### Aim of the exercise:
From the line containing "What's the underlying" through the last line of the material, copy every line exactly, both ends inclusive; do not copy pictures.

=== Dataset extract ===

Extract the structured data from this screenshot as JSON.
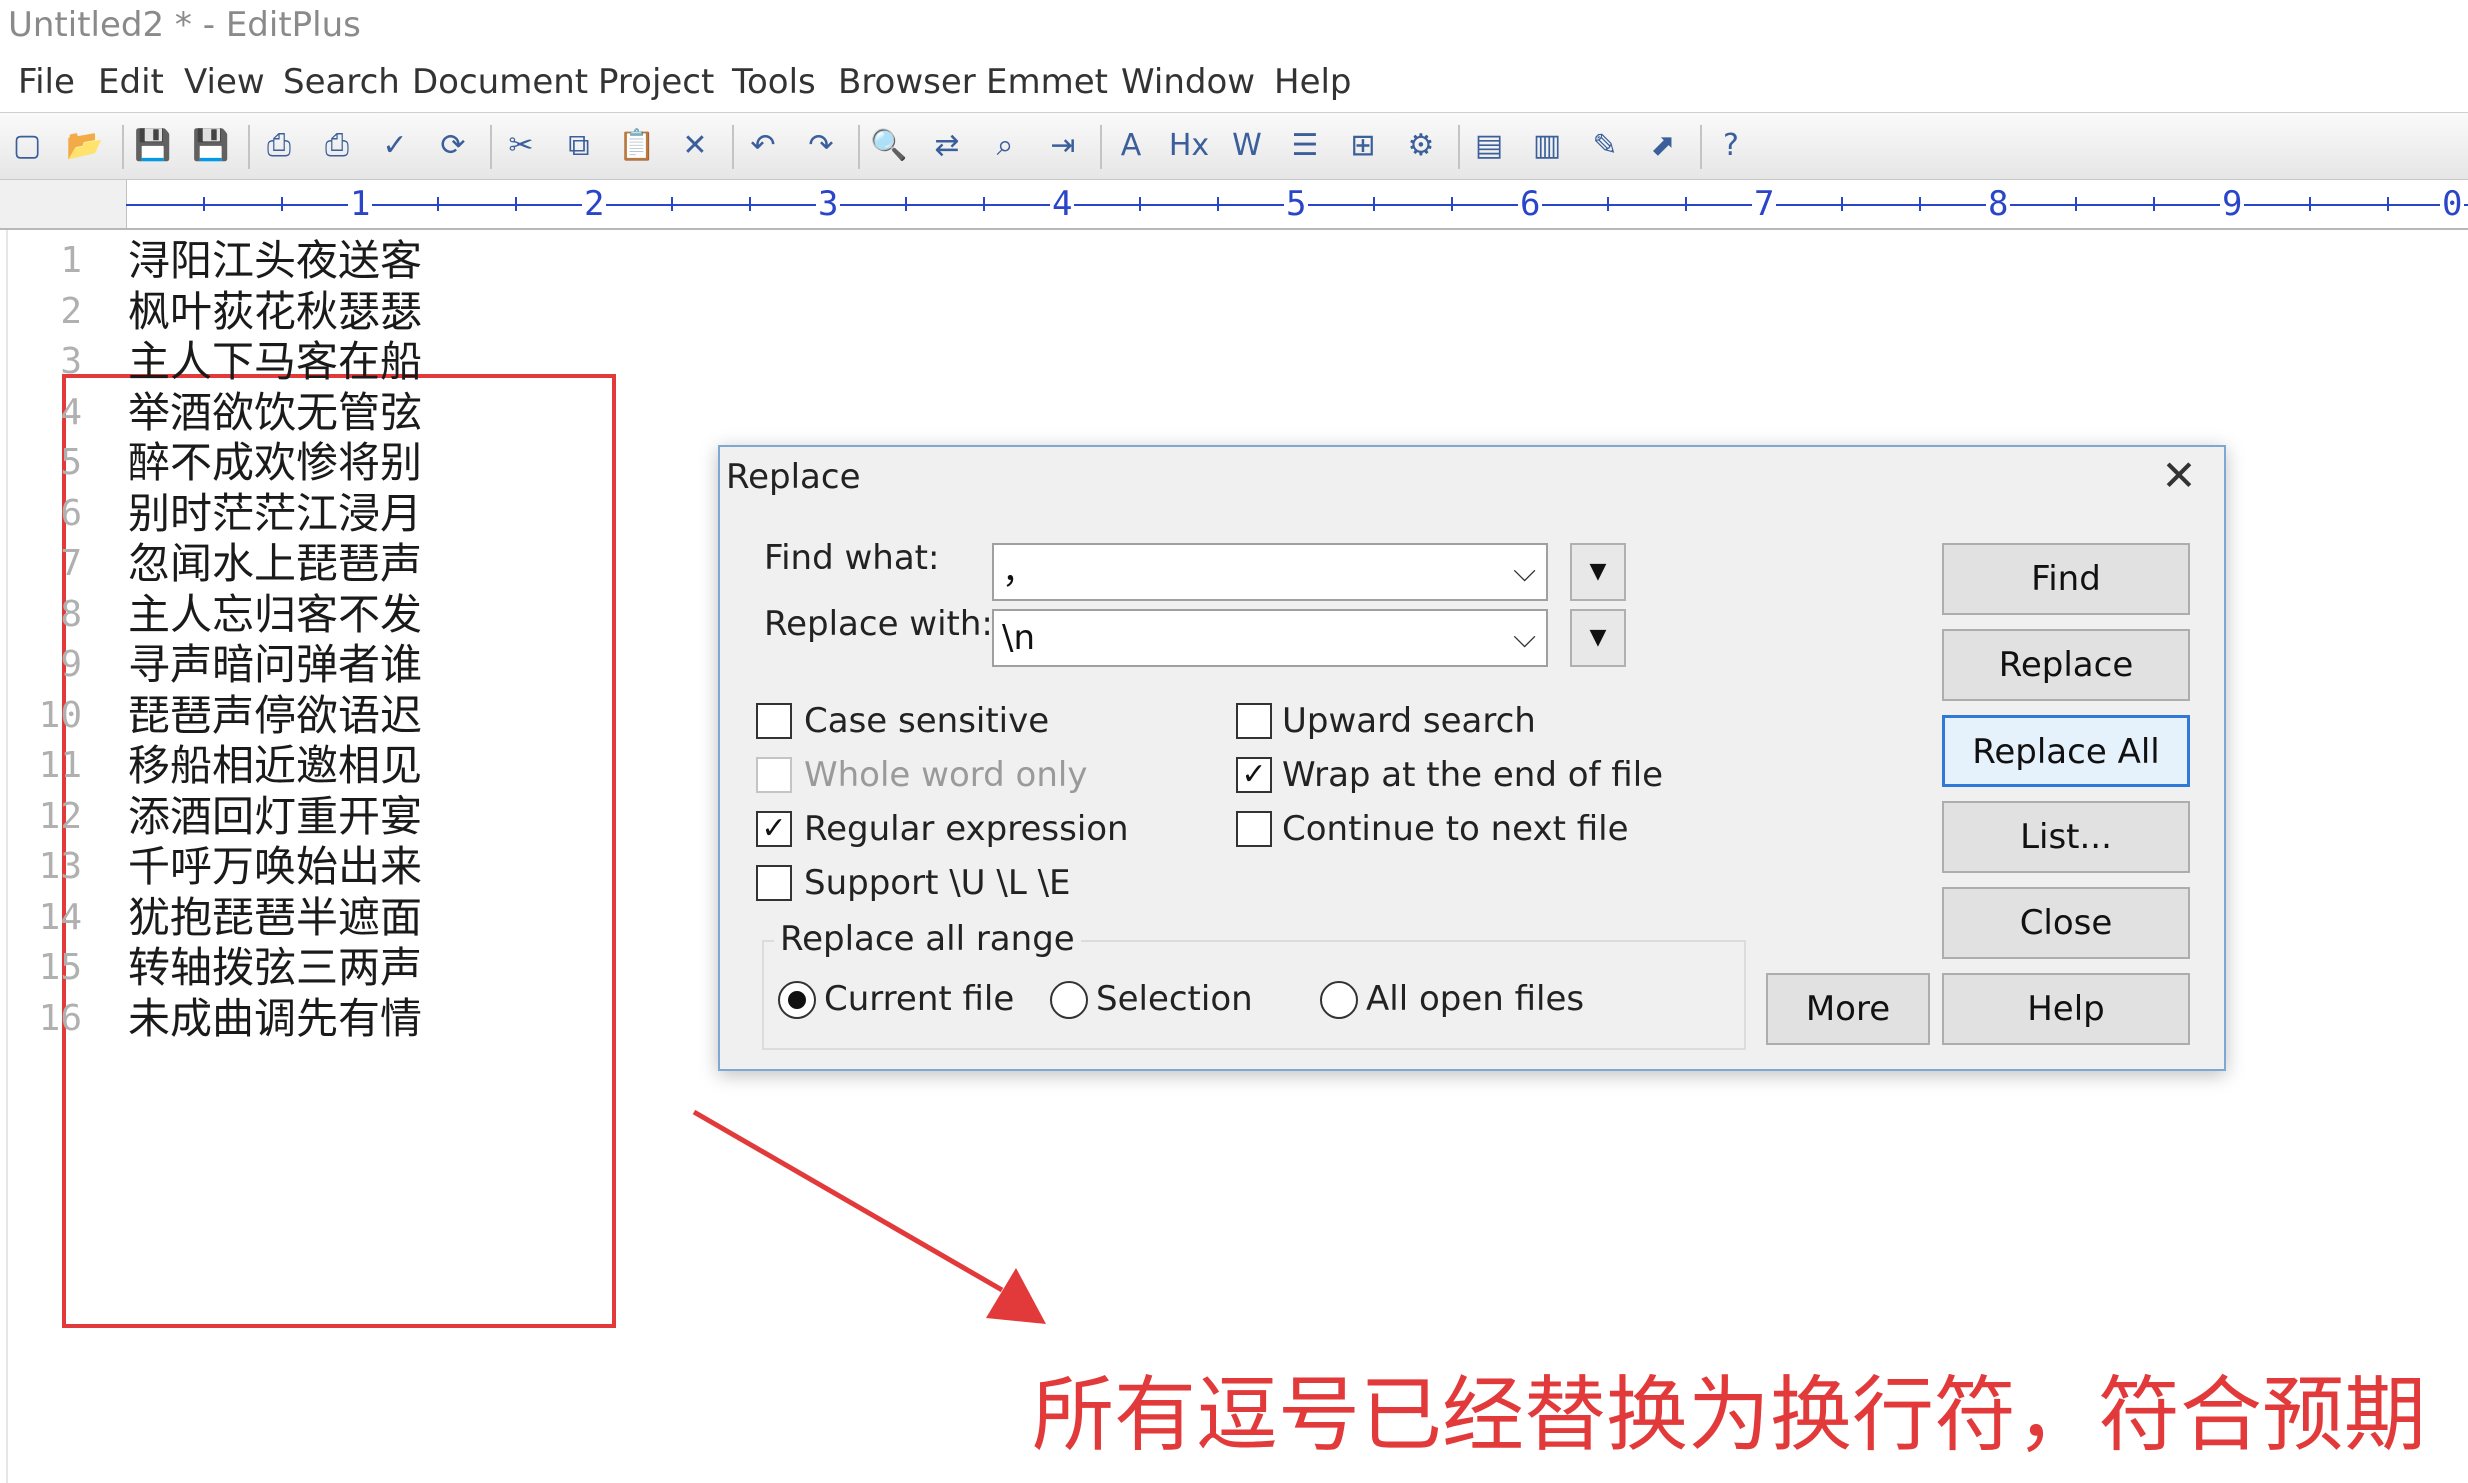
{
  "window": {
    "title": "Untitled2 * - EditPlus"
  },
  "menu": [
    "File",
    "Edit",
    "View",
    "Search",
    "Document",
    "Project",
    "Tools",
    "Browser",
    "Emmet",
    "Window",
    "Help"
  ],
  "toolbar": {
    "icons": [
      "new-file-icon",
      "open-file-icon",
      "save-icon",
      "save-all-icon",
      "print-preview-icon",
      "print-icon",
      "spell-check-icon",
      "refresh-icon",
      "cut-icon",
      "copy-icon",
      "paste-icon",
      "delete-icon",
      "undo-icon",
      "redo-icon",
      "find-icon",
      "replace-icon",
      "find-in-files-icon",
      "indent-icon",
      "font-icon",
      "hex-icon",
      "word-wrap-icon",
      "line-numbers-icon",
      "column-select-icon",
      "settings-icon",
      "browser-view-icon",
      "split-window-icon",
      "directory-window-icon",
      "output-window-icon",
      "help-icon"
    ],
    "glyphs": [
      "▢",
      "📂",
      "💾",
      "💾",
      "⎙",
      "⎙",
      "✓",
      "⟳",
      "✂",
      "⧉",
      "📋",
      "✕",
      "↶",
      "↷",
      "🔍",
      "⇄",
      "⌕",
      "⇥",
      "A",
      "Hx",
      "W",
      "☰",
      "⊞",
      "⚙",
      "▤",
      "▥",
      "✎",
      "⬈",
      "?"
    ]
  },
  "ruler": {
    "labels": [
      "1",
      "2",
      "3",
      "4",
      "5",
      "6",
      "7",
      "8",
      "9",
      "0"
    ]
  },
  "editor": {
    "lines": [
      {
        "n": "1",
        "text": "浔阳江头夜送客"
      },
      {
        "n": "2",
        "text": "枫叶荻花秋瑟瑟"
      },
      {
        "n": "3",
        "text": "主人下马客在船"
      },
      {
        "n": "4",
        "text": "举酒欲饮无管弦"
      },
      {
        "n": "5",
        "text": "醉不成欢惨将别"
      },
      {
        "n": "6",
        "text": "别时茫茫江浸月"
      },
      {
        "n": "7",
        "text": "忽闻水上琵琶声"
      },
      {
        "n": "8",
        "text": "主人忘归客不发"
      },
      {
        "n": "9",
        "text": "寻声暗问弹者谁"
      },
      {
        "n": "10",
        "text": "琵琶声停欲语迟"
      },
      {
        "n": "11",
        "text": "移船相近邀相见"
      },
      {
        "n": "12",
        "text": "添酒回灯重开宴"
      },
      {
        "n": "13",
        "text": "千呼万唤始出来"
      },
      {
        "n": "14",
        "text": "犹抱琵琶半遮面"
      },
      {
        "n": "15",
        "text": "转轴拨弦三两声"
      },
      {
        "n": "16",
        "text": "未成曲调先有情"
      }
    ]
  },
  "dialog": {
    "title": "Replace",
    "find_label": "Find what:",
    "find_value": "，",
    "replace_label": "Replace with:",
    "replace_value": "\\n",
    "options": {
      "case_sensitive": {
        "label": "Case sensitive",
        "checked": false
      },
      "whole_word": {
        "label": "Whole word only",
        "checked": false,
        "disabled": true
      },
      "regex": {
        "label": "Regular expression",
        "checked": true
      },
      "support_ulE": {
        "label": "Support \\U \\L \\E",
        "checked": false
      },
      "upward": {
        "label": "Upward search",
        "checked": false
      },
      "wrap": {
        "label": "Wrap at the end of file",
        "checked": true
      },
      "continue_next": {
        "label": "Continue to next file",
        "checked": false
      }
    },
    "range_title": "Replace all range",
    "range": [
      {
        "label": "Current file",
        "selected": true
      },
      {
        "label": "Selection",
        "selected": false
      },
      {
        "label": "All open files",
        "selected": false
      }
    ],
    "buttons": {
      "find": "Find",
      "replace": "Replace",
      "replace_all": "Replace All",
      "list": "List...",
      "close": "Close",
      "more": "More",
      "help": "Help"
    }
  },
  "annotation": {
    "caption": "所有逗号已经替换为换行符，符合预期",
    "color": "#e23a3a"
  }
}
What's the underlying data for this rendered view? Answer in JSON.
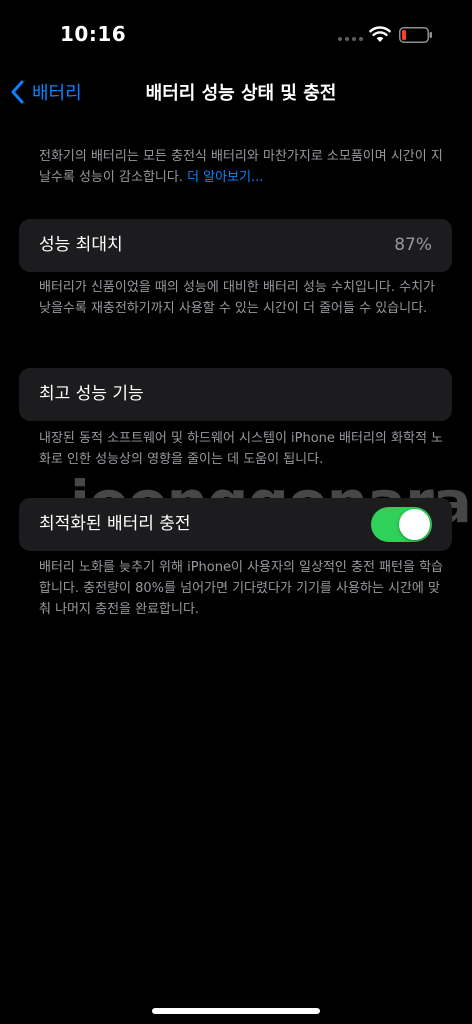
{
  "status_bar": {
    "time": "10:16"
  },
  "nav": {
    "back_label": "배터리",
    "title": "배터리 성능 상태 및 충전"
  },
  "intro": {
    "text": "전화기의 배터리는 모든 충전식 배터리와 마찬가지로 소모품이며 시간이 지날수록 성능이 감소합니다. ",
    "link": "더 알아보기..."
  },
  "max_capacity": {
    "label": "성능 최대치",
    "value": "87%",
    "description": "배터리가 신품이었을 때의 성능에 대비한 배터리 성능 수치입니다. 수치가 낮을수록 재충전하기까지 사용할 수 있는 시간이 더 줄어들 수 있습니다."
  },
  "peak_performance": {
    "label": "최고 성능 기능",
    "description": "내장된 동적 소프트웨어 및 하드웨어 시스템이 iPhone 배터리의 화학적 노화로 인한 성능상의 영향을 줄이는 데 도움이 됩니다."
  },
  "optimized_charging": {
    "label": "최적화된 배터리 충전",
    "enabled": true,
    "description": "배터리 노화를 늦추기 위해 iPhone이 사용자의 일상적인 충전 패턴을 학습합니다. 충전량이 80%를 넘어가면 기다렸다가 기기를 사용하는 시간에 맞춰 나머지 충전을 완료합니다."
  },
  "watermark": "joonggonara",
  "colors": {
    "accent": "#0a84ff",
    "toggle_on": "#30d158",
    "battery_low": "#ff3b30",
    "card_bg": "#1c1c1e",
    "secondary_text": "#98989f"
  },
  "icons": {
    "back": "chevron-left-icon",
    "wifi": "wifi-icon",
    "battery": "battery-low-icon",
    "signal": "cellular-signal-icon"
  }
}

===

### Solution for this problem:
What's the underlying data for this rendered view? Answer in JSON.
{
  "status_bar": {
    "time": "10:16"
  },
  "nav": {
    "back_label": "배터리",
    "title": "배터리 성능 상태 및 충전"
  },
  "intro": {
    "text": "전화기의 배터리는 모든 충전식 배터리와 마찬가지로 소모품이며 시간이 지날수록 성능이 감소합니다. ",
    "link": "더 알아보기..."
  },
  "max_capacity": {
    "label": "성능 최대치",
    "value": "87%",
    "description": "배터리가 신품이었을 때의 성능에 대비한 배터리 성능 수치입니다. 수치가 낮을수록 재충전하기까지 사용할 수 있는 시간이 더 줄어들 수 있습니다."
  },
  "peak_performance": {
    "label": "최고 성능 기능",
    "description": "내장된 동적 소프트웨어 및 하드웨어 시스템이 iPhone 배터리의 화학적 노화로 인한 성능상의 영향을 줄이는 데 도움이 됩니다."
  },
  "optimized_charging": {
    "label": "최적화된 배터리 충전",
    "enabled": true,
    "description": "배터리 노화를 늦추기 위해 iPhone이 사용자의 일상적인 충전 패턴을 학습합니다. 충전량이 80%를 넘어가면 기다렸다가 기기를 사용하는 시간에 맞춰 나머지 충전을 완료합니다."
  },
  "watermark": "joonggonara",
  "colors": {
    "accent": "#0a84ff",
    "toggle_on": "#30d158",
    "battery_low": "#ff3b30",
    "card_bg": "#1c1c1e",
    "secondary_text": "#98989f"
  },
  "icons": {
    "back": "chevron-left-icon",
    "wifi": "wifi-icon",
    "battery": "battery-low-icon",
    "signal": "cellular-signal-icon"
  }
}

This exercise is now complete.